## start

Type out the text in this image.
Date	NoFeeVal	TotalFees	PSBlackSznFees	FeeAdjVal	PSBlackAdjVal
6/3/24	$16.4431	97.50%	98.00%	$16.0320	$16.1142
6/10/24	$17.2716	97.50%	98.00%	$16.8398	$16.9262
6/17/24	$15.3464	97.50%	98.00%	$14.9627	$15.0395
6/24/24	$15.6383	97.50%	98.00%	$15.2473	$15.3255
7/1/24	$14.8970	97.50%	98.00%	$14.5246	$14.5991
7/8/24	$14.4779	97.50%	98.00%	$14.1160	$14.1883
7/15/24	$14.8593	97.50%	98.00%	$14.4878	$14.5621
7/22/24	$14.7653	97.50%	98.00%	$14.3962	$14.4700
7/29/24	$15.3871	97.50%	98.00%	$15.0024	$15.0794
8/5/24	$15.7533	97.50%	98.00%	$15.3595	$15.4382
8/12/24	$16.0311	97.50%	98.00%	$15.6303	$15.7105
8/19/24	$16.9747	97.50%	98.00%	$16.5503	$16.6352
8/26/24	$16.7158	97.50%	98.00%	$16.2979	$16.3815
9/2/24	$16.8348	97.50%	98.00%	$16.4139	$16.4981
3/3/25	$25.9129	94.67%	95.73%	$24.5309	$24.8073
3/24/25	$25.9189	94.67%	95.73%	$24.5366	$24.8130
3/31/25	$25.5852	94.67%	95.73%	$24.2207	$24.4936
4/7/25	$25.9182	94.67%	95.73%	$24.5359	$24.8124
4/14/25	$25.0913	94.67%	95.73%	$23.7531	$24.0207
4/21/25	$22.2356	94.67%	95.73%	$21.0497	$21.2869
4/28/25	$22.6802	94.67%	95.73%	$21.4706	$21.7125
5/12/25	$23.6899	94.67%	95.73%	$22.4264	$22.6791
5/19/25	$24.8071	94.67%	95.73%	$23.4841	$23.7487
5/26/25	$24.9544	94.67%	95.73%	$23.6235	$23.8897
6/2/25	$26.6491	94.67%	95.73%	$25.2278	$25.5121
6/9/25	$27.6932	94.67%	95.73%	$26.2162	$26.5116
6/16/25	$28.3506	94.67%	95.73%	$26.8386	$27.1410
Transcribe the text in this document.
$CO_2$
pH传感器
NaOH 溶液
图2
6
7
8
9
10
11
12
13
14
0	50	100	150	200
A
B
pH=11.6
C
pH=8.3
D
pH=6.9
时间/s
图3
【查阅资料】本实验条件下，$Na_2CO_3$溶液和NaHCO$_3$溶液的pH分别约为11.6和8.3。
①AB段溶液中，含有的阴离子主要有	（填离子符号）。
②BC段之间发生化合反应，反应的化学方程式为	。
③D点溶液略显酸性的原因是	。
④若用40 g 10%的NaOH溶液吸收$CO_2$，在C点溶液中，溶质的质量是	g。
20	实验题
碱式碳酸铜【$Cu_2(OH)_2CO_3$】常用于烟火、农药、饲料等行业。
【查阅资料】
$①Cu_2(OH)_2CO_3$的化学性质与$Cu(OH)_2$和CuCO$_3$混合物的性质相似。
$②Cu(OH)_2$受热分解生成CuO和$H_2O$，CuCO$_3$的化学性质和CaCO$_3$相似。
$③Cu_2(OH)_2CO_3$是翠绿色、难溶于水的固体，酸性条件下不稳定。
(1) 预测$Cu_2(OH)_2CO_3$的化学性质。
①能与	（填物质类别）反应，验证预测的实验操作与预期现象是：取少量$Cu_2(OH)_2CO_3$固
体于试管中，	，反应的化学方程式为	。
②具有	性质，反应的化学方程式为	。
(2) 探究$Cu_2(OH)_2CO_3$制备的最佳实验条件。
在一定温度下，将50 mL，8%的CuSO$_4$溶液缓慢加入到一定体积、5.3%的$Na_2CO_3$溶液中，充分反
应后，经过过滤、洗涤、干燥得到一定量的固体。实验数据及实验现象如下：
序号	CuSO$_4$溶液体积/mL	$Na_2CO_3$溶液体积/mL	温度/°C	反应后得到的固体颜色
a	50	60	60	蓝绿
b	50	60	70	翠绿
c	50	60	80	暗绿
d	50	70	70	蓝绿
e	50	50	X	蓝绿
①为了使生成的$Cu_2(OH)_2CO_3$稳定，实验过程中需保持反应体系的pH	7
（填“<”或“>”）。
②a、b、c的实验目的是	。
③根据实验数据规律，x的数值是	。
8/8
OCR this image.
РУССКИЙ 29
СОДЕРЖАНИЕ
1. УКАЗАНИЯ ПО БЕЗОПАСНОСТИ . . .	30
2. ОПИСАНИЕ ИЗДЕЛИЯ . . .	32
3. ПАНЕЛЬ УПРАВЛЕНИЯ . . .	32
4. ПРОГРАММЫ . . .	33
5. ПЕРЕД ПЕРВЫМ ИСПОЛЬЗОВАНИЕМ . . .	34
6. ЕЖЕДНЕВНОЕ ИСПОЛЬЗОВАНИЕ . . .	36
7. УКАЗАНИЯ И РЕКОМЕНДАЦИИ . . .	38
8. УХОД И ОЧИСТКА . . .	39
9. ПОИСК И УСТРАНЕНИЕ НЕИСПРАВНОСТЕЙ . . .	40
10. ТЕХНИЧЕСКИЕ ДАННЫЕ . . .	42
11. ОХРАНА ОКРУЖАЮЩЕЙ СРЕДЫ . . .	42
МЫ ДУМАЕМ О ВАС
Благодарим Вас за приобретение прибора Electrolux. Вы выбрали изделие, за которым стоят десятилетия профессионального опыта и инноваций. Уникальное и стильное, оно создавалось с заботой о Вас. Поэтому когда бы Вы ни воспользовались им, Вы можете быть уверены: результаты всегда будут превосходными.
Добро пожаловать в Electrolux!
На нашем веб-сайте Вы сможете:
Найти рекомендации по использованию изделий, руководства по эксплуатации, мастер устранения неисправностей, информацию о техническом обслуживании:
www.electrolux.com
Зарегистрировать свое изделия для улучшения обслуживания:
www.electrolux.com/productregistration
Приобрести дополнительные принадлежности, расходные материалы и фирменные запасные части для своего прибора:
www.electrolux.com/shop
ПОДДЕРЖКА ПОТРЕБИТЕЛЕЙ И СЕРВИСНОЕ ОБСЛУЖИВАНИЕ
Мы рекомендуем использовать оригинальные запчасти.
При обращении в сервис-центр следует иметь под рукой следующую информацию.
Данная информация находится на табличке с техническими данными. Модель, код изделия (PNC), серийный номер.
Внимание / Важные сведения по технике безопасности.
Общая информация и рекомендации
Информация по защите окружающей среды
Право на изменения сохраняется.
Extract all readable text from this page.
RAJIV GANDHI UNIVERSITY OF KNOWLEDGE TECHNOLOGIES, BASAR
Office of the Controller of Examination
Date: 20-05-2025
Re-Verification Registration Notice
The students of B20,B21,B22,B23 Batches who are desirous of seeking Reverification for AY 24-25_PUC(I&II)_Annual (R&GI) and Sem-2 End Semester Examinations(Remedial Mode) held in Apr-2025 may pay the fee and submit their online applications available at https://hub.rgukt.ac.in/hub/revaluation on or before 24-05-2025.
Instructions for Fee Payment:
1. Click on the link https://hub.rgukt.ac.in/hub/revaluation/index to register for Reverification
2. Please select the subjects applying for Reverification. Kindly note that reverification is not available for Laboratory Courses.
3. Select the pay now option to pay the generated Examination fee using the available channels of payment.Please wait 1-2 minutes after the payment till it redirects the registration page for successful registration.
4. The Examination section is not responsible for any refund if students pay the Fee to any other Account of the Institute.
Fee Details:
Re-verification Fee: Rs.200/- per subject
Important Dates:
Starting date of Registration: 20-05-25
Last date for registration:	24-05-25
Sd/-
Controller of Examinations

## end

* Task to carry out
From the listing, copy each line containing the word "Controller".

* The result
Office of the Controller of Examination
Controller of Examinations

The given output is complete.